[Passage]

Theorizing about organizational adaptation is difficult. The dynamics of change result from simple, but possibly non-linear processes. Consequently, thinking through the implications of adaptation processes is non-trivial. Consider that the following two illustrative processes, retasking and individual learning, may occur simultaneously. When performance drops organizations may enter a downward spiral by choosing to move personnel to work on tasks using resources with which they have little experience, thereby loosing the benefits of the experience these same personnel had in other tasks and with other resources, which in turn may lead to a further reduction in performance, which may lead to further retasking. Alternatively, such retasking may make it possible to perform more tasks simultaneously thereby increasing the speed of organizational response and possibly increasing overall performance regardless of individual expertise or training. Given just these two processes, retasking and learning, what will be the impact of change? Will the retasking be an adaptation? How can issues such as these be addressed?

[Listed entries]
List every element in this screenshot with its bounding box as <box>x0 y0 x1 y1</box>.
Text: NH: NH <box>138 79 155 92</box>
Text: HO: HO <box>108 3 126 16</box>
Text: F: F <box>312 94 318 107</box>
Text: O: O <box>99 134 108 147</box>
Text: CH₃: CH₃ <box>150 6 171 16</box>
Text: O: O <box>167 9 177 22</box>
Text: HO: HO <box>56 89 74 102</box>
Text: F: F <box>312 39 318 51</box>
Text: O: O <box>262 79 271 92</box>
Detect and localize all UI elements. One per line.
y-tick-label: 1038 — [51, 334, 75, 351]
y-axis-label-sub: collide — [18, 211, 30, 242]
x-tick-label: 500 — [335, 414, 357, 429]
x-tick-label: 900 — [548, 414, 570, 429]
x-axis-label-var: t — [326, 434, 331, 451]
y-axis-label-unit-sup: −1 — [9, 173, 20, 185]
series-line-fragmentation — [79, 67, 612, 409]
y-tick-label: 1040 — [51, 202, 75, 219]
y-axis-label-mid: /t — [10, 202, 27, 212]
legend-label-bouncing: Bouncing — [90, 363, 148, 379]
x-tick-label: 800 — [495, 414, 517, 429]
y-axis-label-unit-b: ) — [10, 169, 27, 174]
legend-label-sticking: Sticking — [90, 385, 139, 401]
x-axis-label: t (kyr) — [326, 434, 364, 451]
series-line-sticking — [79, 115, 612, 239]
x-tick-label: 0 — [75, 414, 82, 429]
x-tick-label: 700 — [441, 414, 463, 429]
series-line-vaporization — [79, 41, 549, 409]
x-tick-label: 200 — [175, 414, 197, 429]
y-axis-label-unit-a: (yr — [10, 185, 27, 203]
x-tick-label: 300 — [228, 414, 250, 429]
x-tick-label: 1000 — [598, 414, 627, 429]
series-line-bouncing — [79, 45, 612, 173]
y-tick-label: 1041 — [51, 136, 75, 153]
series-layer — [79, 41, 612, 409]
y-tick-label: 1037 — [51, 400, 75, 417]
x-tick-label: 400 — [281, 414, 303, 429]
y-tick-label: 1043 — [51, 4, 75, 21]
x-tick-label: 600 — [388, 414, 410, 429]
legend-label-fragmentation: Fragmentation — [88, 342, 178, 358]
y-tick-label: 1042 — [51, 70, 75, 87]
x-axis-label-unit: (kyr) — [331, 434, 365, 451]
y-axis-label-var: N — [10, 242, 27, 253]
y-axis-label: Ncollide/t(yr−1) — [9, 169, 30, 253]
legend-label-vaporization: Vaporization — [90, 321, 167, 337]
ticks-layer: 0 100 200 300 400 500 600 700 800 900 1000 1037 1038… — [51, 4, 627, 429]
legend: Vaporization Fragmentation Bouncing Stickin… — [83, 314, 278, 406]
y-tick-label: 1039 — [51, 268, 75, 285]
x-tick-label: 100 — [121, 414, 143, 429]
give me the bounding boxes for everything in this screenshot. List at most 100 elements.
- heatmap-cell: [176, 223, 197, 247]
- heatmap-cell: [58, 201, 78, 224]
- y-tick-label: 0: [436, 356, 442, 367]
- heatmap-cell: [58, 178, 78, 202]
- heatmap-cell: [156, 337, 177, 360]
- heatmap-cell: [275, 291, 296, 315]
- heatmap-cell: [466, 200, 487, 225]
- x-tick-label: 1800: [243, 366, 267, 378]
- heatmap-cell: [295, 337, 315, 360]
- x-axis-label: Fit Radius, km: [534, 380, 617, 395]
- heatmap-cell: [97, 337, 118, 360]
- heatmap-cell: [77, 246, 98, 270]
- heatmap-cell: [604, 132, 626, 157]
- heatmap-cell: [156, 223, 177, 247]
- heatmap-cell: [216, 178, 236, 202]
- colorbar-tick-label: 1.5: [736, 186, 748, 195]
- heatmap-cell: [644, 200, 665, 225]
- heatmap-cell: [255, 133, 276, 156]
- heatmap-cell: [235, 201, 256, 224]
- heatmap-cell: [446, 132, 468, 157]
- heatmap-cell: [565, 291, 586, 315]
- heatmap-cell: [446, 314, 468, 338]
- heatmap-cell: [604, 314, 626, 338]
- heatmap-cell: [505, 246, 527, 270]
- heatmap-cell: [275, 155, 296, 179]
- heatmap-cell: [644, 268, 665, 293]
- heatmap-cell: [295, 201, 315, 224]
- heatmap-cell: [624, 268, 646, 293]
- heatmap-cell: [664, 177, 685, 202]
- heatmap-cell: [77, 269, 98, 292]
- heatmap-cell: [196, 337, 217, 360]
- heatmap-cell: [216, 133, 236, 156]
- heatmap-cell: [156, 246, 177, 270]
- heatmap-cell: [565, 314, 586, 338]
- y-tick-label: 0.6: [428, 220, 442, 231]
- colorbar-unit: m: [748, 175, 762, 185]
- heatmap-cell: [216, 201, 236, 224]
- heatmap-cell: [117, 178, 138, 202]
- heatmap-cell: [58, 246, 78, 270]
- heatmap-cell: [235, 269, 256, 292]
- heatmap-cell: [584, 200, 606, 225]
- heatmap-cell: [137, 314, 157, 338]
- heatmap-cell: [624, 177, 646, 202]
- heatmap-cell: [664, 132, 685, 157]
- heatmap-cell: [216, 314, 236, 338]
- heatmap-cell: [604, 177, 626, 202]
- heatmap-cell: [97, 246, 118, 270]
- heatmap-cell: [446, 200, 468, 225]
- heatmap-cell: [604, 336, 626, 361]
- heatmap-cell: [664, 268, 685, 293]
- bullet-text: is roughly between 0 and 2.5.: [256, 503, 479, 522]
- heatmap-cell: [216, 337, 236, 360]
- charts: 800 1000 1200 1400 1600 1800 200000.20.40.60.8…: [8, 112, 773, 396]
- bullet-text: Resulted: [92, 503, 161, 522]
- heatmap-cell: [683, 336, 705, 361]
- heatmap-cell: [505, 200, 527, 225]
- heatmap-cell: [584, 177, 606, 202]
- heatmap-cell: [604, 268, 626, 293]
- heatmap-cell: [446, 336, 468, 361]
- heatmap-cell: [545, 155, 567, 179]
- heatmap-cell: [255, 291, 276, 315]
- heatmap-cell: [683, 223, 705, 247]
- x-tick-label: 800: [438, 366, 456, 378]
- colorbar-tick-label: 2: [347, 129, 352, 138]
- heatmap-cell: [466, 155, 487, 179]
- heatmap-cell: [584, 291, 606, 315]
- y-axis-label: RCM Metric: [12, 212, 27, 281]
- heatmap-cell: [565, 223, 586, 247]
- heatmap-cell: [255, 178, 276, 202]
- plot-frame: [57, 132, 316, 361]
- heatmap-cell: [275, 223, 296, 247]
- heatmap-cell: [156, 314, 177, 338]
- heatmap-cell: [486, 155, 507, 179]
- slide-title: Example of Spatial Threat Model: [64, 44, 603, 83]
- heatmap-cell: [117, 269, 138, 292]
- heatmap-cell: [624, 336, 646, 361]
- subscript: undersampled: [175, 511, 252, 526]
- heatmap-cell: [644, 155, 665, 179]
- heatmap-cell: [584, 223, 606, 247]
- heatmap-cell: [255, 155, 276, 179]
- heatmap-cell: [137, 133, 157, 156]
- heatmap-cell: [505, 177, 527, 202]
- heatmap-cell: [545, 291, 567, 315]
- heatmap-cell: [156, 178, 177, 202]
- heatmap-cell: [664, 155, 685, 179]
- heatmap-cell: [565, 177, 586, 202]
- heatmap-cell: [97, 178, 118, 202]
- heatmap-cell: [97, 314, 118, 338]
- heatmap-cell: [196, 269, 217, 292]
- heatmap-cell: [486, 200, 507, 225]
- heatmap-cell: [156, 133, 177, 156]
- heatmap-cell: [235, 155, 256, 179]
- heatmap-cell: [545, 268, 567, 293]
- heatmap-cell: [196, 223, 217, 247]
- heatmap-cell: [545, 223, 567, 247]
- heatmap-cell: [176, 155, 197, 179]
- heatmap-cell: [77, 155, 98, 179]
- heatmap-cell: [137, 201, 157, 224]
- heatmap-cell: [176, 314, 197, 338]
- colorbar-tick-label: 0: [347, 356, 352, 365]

[Written request] According to the passage on organizational adaptation, which two illustrative processes may occur simultaneously? Answer from the text alone, without using the records.

[Worked solution] Retasking and individual learning.